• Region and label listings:
______________________________
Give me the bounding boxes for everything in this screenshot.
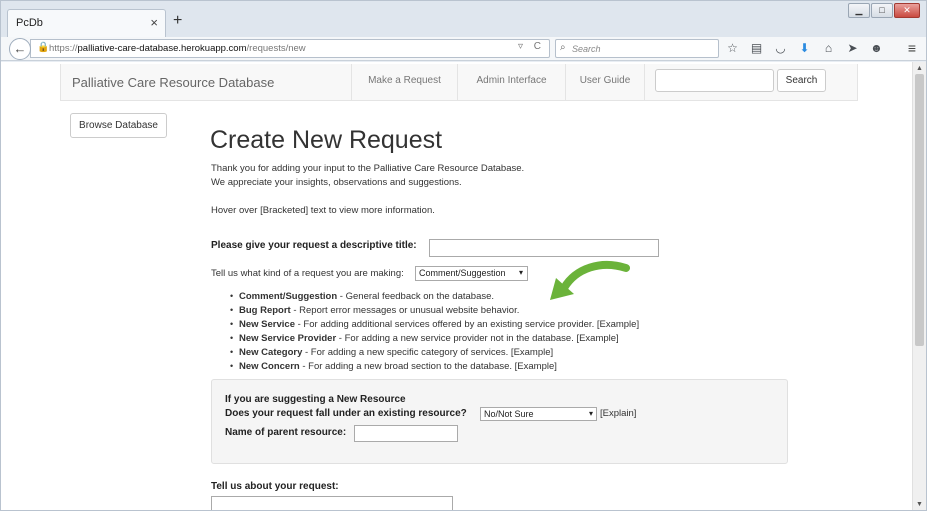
download-icon[interactable]: ⬇: [797, 40, 812, 56]
scroll-down-icon[interactable]: ▼: [916, 501, 923, 508]
site-search-input[interactable]: [655, 69, 774, 92]
hover-hint: Hover over [Bracketed] text to view more…: [211, 205, 435, 216]
maximize-button[interactable]: □: [871, 3, 893, 18]
search-icon: ⌕: [560, 42, 566, 53]
toolbar-icons: ☆ ▤ ◡ ⬇ ⌂ ➤ ☻: [725, 40, 884, 56]
about-request-textarea[interactable]: [211, 496, 453, 510]
site-search-button[interactable]: Search: [777, 69, 826, 92]
pocket-icon[interactable]: ◡: [773, 40, 788, 56]
request-kind-select[interactable]: Comment/Suggestion ▾: [415, 266, 528, 281]
nav-user-guide[interactable]: User Guide: [565, 64, 645, 100]
page-title: Create New Request: [210, 126, 443, 154]
chat-icon[interactable]: ☻: [869, 40, 884, 56]
minimize-button[interactable]: ▁: [848, 3, 870, 18]
url-bar[interactable]: 🔒 https://palliative-care-database.herok…: [30, 39, 550, 58]
list-item: • New Category - For adding a new specifi…: [230, 347, 554, 358]
list-item: • Bug Report - Report error messages or u…: [230, 305, 520, 316]
browse-database-button[interactable]: Browse Database: [70, 113, 167, 138]
window-controls: ▁ □ ✕: [848, 3, 920, 18]
page-viewport: Palliative Care Resource Database Make a…: [1, 62, 912, 510]
intro-line-1: Thank you for adding your input to the P…: [211, 163, 525, 174]
reading-list-icon[interactable]: ▤: [749, 40, 764, 56]
hamburger-menu-icon[interactable]: ≡: [908, 40, 916, 56]
star-icon[interactable]: ☆: [725, 40, 740, 56]
intro-line-2: We appreciate your insights, observation…: [211, 177, 462, 188]
site-navbar: Palliative Care Resource Database Make a…: [60, 64, 858, 101]
back-button[interactable]: ←: [9, 38, 31, 60]
kind-label: Tell us what kind of a request you are m…: [211, 268, 404, 279]
existing-resource-value: No/Not Sure: [484, 409, 534, 419]
green-arrow-icon: [550, 260, 630, 300]
nav-admin-interface[interactable]: Admin Interface: [457, 64, 565, 100]
browser-toolbar: 🔒 https://palliative-care-database.herok…: [1, 37, 926, 61]
browser-window: PcDb × + ▁ □ ✕ 🔒 https://palliative-care…: [0, 0, 927, 511]
chevron-down-icon: ▾: [588, 409, 593, 418]
close-tab-icon[interactable]: ×: [150, 15, 158, 30]
title-label: Please give your request a descriptive t…: [211, 240, 417, 251]
chevron-down-icon: ▾: [518, 268, 523, 277]
parent-resource-label: Name of parent resource:: [225, 427, 347, 438]
tab-strip: PcDb × + ▁ □ ✕: [1, 1, 926, 37]
existing-resource-select[interactable]: No/Not Sure ▾: [480, 407, 597, 421]
reload-icon[interactable]: ▿ C: [518, 41, 545, 52]
lock-icon: 🔒: [37, 42, 50, 53]
request-title-input[interactable]: [429, 239, 659, 257]
new-tab-button[interactable]: +: [173, 13, 182, 29]
nav-make-request[interactable]: Make a Request: [351, 64, 457, 100]
scroll-up-icon[interactable]: ▲: [916, 65, 923, 72]
search-placeholder: Search: [572, 44, 601, 54]
about-request-label: Tell us about your request:: [211, 481, 339, 492]
list-item: • New Service Provider - For adding a new…: [230, 333, 619, 344]
list-item: • New Concern - For adding a new broad se…: [230, 361, 557, 372]
url-scheme: https://: [49, 43, 78, 54]
site-brand[interactable]: Palliative Care Resource Database: [72, 75, 274, 90]
existing-resource-label: Does your request fall under an existing…: [225, 408, 467, 419]
send-icon[interactable]: ➤: [845, 40, 860, 56]
close-window-button[interactable]: ✕: [894, 3, 920, 18]
explain-link[interactable]: [Explain]: [600, 408, 636, 419]
vertical-scrollbar[interactable]: ▲ ▼: [912, 62, 926, 510]
parent-resource-input[interactable]: [354, 425, 458, 442]
new-resource-panel: If you are suggesting a New Resource Doe…: [211, 379, 788, 464]
panel-heading: If you are suggesting a New Resource: [225, 394, 406, 405]
tab-title: PcDb: [16, 17, 43, 29]
home-icon[interactable]: ⌂: [821, 40, 836, 56]
url-host: palliative-care-database.herokuapp.com: [77, 43, 247, 54]
list-item: • New Service - For adding additional ser…: [230, 319, 640, 330]
request-kind-value: Comment/Suggestion: [419, 268, 506, 278]
url-text: https://palliative-care-database.herokua…: [49, 43, 306, 54]
tab-pcdb[interactable]: PcDb ×: [7, 9, 166, 37]
url-path: /requests/new: [246, 43, 306, 54]
scrollbar-thumb[interactable]: [915, 74, 924, 346]
browser-search-input[interactable]: ⌕ Search: [555, 39, 719, 58]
______________________________
• What this task involves:
Write out these lines exactly as they appear in the records: begin at the line containing "download-icon[interactable]: ⬇: [797, 40, 812, 56]" and stop after the line containing "113, 167, 138]".

• Written answer:
download-icon[interactable]: ⬇: [797, 40, 812, 56]
scroll-down-icon[interactable]: ▼: [916, 501, 923, 508]
site-search-input[interactable]: [655, 69, 774, 92]
hover-hint: Hover over [Bracketed] text to view more…: [211, 205, 435, 216]
maximize-button[interactable]: □: [871, 3, 893, 18]
search-icon: ⌕: [560, 42, 566, 53]
toolbar-icons: ☆ ▤ ◡ ⬇ ⌂ ➤ ☻: [725, 40, 884, 56]
about-request-textarea[interactable]: [211, 496, 453, 510]
site-search-button[interactable]: Search: [777, 69, 826, 92]
pocket-icon[interactable]: ◡: [773, 40, 788, 56]
request-kind-select[interactable]: Comment/Suggestion ▾: [415, 266, 528, 281]
nav-user-guide[interactable]: User Guide: [565, 64, 645, 100]
page-title: Create New Request: [210, 126, 443, 154]
chat-icon[interactable]: ☻: [869, 40, 884, 56]
minimize-button[interactable]: ▁: [848, 3, 870, 18]
url-bar[interactable]: 🔒 https://palliative-care-database.herok…: [30, 39, 550, 58]
list-item: • New Category - For adding a new specifi…: [230, 347, 554, 358]
list-item: • Bug Report - Report error messages or u…: [230, 305, 520, 316]
browse-database-button[interactable]: Browse Database: [70, 113, 167, 138]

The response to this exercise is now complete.